§ **Exercise prompt**: Search the listing below for the string "детей" and copy every line where it occurs.
┄┄┄┄┄┄
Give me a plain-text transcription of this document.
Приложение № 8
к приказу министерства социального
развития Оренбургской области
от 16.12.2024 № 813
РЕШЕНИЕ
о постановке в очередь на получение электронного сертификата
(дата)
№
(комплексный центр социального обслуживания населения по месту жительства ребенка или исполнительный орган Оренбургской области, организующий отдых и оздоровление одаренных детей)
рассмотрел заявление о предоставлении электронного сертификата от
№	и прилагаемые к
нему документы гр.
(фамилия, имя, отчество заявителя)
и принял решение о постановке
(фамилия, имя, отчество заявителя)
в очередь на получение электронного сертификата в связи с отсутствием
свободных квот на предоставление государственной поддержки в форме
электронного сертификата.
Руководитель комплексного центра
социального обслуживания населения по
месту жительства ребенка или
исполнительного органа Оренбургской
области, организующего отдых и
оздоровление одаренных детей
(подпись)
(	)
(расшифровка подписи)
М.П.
┄┄┄┄┄┄
§ **Answer to this problem**:
(комплексный центр социального обслуживания населения по месту жительства ребенка или исполнительный орган Оренбургской области, организующий отдых и оздоровление одаренных детей)
оздоровление одаренных детей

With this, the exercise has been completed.